[START WORKING DATA]

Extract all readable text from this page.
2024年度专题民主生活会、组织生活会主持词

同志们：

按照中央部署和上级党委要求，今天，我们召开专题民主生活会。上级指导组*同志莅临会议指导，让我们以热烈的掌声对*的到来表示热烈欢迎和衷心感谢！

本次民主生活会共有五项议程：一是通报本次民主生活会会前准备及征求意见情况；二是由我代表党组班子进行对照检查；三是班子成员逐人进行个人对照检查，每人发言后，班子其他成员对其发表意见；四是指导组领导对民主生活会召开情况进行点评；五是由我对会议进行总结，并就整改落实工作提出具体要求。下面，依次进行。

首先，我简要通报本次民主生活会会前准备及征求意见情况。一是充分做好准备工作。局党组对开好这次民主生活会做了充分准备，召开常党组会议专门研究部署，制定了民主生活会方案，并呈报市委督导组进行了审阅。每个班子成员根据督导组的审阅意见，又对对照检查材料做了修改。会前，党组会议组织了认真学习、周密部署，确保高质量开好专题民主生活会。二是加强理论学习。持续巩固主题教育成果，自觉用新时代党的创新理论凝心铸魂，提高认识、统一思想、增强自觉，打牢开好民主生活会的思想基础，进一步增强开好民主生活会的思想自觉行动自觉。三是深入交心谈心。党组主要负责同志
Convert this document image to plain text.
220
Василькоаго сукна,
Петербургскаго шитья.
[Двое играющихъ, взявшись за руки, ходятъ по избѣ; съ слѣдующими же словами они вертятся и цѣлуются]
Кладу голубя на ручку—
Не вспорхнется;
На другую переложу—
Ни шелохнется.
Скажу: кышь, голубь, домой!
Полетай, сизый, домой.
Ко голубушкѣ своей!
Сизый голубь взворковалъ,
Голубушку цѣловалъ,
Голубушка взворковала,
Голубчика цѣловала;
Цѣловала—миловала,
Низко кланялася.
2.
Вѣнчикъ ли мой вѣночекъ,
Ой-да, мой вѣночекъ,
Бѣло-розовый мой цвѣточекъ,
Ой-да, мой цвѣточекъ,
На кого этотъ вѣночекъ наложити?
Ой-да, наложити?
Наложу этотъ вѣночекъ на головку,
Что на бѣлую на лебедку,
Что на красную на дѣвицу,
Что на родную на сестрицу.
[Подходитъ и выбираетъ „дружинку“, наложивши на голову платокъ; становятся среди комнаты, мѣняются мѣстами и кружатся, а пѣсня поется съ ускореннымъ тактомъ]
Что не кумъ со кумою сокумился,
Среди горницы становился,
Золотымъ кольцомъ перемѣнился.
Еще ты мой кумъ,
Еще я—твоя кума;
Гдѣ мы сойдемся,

[END WORKING DATA]

**TASK STATEMENT**
Using the records above, list each line that includes "вѣночекъ".

**EXERCISE ANSWER**
Вѣнчикъ ли мой вѣночекъ,
Ой-да, мой вѣночекъ,
На кого этотъ вѣночекъ наложити?
Наложу этотъ вѣночекъ на головку,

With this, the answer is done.